## Record excerpts:
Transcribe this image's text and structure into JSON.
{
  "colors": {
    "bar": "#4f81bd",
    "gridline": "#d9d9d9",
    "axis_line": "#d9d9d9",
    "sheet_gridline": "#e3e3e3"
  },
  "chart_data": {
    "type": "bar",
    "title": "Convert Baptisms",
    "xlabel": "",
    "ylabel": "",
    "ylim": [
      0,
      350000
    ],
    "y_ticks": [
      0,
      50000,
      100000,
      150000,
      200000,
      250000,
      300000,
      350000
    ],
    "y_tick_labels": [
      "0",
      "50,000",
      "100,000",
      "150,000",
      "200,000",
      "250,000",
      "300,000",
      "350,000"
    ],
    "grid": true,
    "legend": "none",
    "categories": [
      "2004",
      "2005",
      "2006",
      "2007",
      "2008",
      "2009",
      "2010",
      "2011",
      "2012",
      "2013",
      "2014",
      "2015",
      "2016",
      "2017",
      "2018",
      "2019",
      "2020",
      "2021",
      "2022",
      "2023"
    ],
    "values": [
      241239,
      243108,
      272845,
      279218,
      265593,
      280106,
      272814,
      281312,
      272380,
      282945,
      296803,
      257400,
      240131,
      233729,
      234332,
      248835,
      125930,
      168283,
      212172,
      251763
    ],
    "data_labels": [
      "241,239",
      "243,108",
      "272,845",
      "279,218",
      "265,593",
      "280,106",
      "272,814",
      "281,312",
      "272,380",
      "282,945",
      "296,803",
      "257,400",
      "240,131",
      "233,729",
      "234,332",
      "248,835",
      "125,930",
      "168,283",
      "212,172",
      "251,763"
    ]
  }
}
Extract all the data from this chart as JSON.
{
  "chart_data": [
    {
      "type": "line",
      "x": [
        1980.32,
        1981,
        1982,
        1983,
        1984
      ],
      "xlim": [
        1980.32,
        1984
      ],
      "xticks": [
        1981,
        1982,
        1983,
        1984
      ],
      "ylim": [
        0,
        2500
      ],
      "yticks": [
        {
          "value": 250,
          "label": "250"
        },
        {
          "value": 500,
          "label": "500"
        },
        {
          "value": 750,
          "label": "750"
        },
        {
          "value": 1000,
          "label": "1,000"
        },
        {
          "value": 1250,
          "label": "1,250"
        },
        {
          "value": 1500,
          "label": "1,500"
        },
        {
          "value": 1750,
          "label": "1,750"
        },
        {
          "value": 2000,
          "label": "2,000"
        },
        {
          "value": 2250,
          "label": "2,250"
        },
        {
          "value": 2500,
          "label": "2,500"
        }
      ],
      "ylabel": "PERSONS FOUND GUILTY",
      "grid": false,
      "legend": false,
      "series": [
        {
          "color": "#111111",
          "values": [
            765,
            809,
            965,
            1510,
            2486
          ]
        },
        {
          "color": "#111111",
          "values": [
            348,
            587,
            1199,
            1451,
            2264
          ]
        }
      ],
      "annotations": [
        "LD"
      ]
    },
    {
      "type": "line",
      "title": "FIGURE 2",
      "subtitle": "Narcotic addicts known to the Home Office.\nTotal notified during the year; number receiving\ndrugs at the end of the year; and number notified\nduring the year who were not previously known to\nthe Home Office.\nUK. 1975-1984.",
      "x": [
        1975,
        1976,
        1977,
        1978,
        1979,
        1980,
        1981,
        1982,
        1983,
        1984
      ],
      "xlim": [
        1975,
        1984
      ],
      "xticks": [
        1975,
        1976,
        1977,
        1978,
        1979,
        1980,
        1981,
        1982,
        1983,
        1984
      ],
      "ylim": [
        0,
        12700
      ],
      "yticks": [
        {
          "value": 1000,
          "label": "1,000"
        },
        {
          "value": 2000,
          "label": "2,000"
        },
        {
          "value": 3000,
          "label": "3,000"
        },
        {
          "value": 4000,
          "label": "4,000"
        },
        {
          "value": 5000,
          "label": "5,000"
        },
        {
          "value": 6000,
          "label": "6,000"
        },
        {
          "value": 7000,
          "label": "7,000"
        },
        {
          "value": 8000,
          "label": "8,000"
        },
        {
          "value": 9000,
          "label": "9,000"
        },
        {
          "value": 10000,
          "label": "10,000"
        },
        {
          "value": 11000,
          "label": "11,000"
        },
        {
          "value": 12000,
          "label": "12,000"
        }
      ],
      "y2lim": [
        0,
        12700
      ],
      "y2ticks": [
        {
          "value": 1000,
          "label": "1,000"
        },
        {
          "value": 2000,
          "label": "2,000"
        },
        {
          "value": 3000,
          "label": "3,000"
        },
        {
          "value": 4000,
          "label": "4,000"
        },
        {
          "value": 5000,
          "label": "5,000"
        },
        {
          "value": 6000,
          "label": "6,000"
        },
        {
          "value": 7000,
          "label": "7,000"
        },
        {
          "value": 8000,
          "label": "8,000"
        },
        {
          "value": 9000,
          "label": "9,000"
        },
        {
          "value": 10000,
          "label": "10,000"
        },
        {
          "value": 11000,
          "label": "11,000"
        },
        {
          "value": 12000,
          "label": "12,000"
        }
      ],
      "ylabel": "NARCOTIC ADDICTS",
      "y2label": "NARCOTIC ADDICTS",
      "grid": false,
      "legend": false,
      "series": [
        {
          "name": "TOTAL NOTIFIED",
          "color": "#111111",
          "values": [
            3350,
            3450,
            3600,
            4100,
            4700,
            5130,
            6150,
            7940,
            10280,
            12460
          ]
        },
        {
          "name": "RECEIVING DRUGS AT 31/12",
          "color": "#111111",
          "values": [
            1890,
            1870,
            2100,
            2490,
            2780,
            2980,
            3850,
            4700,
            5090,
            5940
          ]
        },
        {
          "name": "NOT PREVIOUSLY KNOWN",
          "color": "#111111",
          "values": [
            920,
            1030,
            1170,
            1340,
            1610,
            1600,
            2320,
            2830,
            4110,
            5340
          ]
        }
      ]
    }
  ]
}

## Task requirements:
Look through the entries above and list every line containing "ylabel".

## Correct answer:
    "ylabel": "",
      "ylabel": "PERSONS FOUND GUILTY",
      "ylabel": "NARCOTIC ADDICTS",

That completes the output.